*** DATASET ENTRIES Section Begins ***
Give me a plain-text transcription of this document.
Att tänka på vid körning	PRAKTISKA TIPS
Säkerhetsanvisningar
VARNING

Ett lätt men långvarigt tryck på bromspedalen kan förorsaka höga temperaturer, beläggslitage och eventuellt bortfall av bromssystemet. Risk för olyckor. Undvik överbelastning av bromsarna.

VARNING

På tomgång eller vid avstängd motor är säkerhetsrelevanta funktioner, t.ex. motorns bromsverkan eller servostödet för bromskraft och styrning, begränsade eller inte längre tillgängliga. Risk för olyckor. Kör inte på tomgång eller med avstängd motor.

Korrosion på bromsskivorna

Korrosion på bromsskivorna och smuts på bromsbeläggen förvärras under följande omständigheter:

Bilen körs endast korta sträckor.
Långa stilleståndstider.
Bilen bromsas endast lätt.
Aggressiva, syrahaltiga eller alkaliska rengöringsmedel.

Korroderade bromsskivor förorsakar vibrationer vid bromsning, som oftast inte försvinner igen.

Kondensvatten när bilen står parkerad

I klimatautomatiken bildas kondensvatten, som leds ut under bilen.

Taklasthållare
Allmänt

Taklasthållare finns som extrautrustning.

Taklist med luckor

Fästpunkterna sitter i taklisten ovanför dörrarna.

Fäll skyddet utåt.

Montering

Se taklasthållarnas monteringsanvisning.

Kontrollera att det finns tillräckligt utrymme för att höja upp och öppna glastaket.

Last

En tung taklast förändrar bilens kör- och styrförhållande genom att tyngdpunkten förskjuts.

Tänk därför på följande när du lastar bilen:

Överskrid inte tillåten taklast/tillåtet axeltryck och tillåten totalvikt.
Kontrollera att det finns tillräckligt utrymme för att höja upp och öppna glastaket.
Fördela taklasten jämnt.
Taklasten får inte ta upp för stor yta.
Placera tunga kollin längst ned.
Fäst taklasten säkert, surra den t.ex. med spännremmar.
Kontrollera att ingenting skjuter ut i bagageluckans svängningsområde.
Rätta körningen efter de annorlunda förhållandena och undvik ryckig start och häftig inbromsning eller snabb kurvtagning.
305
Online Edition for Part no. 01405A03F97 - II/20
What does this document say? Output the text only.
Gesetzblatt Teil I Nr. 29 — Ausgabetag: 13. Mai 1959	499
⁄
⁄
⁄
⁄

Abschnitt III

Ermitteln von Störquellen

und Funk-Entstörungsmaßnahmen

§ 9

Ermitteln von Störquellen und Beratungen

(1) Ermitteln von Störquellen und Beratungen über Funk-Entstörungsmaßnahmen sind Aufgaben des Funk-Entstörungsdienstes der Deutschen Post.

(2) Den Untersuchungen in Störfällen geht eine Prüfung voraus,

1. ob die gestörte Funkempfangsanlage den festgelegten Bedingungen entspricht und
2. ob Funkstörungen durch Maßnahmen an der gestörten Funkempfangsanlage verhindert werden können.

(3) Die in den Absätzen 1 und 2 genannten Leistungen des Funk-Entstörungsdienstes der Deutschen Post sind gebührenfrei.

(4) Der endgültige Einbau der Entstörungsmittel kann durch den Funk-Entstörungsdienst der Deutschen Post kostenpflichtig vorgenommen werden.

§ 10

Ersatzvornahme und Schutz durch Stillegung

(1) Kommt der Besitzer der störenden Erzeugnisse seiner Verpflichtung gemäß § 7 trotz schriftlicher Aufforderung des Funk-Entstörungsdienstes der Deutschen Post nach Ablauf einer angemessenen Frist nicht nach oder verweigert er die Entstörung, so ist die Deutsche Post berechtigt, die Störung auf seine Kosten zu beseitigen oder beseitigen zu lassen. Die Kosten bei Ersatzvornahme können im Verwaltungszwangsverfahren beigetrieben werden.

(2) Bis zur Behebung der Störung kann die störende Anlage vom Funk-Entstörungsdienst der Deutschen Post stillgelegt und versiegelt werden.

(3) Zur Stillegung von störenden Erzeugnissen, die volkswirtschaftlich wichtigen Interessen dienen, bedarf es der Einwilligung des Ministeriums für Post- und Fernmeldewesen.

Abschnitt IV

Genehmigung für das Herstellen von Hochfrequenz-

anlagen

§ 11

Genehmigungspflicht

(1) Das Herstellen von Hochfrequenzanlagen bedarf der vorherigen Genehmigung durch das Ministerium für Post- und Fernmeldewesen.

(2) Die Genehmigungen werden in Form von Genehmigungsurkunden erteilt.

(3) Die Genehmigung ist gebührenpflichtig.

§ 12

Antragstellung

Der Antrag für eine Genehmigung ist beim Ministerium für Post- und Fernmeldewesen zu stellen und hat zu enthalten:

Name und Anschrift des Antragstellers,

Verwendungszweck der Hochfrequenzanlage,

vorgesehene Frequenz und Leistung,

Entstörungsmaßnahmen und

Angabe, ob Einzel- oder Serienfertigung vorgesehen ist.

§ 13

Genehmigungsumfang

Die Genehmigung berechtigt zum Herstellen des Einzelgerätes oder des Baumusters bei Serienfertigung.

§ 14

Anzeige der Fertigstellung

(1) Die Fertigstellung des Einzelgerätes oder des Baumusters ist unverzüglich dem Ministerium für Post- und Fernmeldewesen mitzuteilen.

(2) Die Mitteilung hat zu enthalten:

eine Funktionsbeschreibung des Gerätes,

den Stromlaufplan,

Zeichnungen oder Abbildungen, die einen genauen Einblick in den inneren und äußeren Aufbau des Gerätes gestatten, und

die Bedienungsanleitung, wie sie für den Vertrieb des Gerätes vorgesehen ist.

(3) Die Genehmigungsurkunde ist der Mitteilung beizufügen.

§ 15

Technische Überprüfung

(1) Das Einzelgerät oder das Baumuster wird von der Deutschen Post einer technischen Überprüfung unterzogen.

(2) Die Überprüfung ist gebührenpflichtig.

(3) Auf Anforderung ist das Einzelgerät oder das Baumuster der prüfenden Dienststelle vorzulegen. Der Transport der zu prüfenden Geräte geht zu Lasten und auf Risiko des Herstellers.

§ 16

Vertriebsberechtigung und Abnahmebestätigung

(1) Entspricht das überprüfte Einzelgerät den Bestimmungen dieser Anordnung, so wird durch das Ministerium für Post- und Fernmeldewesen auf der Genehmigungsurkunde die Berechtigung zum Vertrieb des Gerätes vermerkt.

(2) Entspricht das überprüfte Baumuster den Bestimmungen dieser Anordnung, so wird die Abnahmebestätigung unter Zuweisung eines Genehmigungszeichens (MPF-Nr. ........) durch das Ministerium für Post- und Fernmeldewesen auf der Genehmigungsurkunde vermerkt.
*** DATASET ENTRIES Section Ends ***
# [TASK PROMPT]
Output all of the records exactly, with nothing omitted.

# [WRITTEN SOLUTION]
Give me a plain-text transcription of this document.
Att tänka på vid körning	PRAKTISKA TIPS
Säkerhetsanvisningar
VARNING

Ett lätt men långvarigt tryck på bromspedalen kan förorsaka höga temperaturer, beläggslitage och eventuellt bortfall av bromssystemet. Risk för olyckor. Undvik överbelastning av bromsarna.

VARNING

På tomgång eller vid avstängd motor är säkerhetsrelevanta funktioner, t.ex. motorns bromsverkan eller servostödet för bromskraft och styrning, begränsade eller inte längre tillgängliga. Risk för olyckor. Kör inte på tomgång eller med avstängd motor.

Korrosion på bromsskivorna

Korrosion på bromsskivorna och smuts på bromsbeläggen förvärras under följande omständigheter:

Bilen körs endast korta sträckor.
Långa stilleståndstider.
Bilen bromsas endast lätt.
Aggressiva, syrahaltiga eller alkaliska rengöringsmedel.

Korroderade bromsskivor förorsakar vibrationer vid bromsning, som oftast inte försvinner igen.

Kondensvatten när bilen står parkerad

I klimatautomatiken bildas kondensvatten, som leds ut under bilen.

Taklasthållare
Allmänt

Taklasthållare finns som extrautrustning.

Taklist med luckor

Fästpunkterna sitter i taklisten ovanför dörrarna.

Fäll skyddet utåt.

Montering

Se taklasthållarnas monteringsanvisning.

Kontrollera att det finns tillräckligt utrymme för att höja upp och öppna glastaket.

Last

En tung taklast förändrar bilens kör- och styrförhållande genom att tyngdpunkten förskjuts.

Tänk därför på följande när du lastar bilen:

Överskrid inte tillåten taklast/tillåtet axeltryck och tillåten totalvikt.
Kontrollera att det finns tillräckligt utrymme för att höja upp och öppna glastaket.
Fördela taklasten jämnt.
Taklasten får inte ta upp för stor yta.
Placera tunga kollin längst ned.
Fäst taklasten säkert, surra den t.ex. med spännremmar.
Kontrollera att ingenting skjuter ut i bagageluckans svängningsområde.
Rätta körningen efter de annorlunda förhållandena och undvik ryckig start och häftig inbromsning eller snabb kurvtagning.
305
Online Edition for Part no. 01405A03F97 - II/20
What does this document say? Output the text only.
Gesetzblatt Teil I Nr. 29 — Ausgabetag: 13. Mai 1959	499
⁄
⁄
⁄
⁄

Abschnitt III

Ermitteln von Störquellen

und Funk-Entstörungsmaßnahmen

§ 9

Ermitteln von Störquellen und Beratungen

(1) Ermitteln von Störquellen und Beratungen über Funk-Entstörungsmaßnahmen sind Aufgaben des Funk-Entstörungsdienstes der Deutschen Post.

(2) Den Untersuchungen in Störfällen geht eine Prüfung voraus,

1. ob die gestörte Funkempfangsanlage den festgelegten Bedingungen entspricht und
2. ob Funkstörungen durch Maßnahmen an der gestörten Funkempfangsanlage verhindert werden können.

(3) Die in den Absätzen 1 und 2 genannten Leistungen des Funk-Entstörungsdienstes der Deutschen Post sind gebührenfrei.

(4) Der endgültige Einbau der Entstörungsmittel kann durch den Funk-Entstörungsdienst der Deutschen Post kostenpflichtig vorgenommen werden.

§ 10

Ersatzvornahme und Schutz durch Stillegung

(1) Kommt der Besitzer der störenden Erzeugnisse seiner Verpflichtung gemäß § 7 trotz schriftlicher Aufforderung des Funk-Entstörungsdienstes der Deutschen Post nach Ablauf einer angemessenen Frist nicht nach oder verweigert er die Entstörung, so ist die Deutsche Post berechtigt, die Störung auf seine Kosten zu beseitigen oder beseitigen zu lassen. Die Kosten bei Ersatzvornahme können im Verwaltungszwangsverfahren beigetrieben werden.

(2) Bis zur Behebung der Störung kann die störende Anlage vom Funk-Entstörungsdienst der Deutschen Post stillgelegt und versiegelt werden.

(3) Zur Stillegung von störenden Erzeugnissen, die volkswirtschaftlich wichtigen Interessen dienen, bedarf es der Einwilligung des Ministeriums für Post- und Fernmeldewesen.

Abschnitt IV

Genehmigung für das Herstellen von Hochfrequenz-

anlagen

§ 11

Genehmigungspflicht

(1) Das Herstellen von Hochfrequenzanlagen bedarf der vorherigen Genehmigung durch das Ministerium für Post- und Fernmeldewesen.

(2) Die Genehmigungen werden in Form von Genehmigungsurkunden erteilt.

(3) Die Genehmigung ist gebührenpflichtig.

§ 12

Antragstellung

Der Antrag für eine Genehmigung ist beim Ministerium für Post- und Fernmeldewesen zu stellen und hat zu enthalten:

Name und Anschrift des Antragstellers,

Verwendungszweck der Hochfrequenzanlage,

vorgesehene Frequenz und Leistung,

Entstörungsmaßnahmen und

Angabe, ob Einzel- oder Serienfertigung vorgesehen ist.

§ 13

Genehmigungsumfang

Die Genehmigung berechtigt zum Herstellen des Einzelgerätes oder des Baumusters bei Serienfertigung.

§ 14

Anzeige der Fertigstellung

(1) Die Fertigstellung des Einzelgerätes oder des Baumusters ist unverzüglich dem Ministerium für Post- und Fernmeldewesen mitzuteilen.

(2) Die Mitteilung hat zu enthalten:

eine Funktionsbeschreibung des Gerätes,

den Stromlaufplan,

Zeichnungen oder Abbildungen, die einen genauen Einblick in den inneren und äußeren Aufbau des Gerätes gestatten, und

die Bedienungsanleitung, wie sie für den Vertrieb des Gerätes vorgesehen ist.

(3) Die Genehmigungsurkunde ist der Mitteilung beizufügen.

§ 15

Technische Überprüfung

(1) Das Einzelgerät oder das Baumuster wird von der Deutschen Post einer technischen Überprüfung unterzogen.

(2) Die Überprüfung ist gebührenpflichtig.

(3) Auf Anforderung ist das Einzelgerät oder das Baumuster der prüfenden Dienststelle vorzulegen. Der Transport der zu prüfenden Geräte geht zu Lasten und auf Risiko des Herstellers.

§ 16

Vertriebsberechtigung und Abnahmebestätigung

(1) Entspricht das überprüfte Einzelgerät den Bestimmungen dieser Anordnung, so wird durch das Ministerium für Post- und Fernmeldewesen auf der Genehmigungsurkunde die Berechtigung zum Vertrieb des Gerätes vermerkt.

(2) Entspricht das überprüfte Baumuster den Bestimmungen dieser Anordnung, so wird die Abnahmebestätigung unter Zuweisung eines Genehmigungszeichens (MPF-Nr. ........) durch das Ministerium für Post- und Fernmeldewesen auf der Genehmigungsurkunde vermerkt.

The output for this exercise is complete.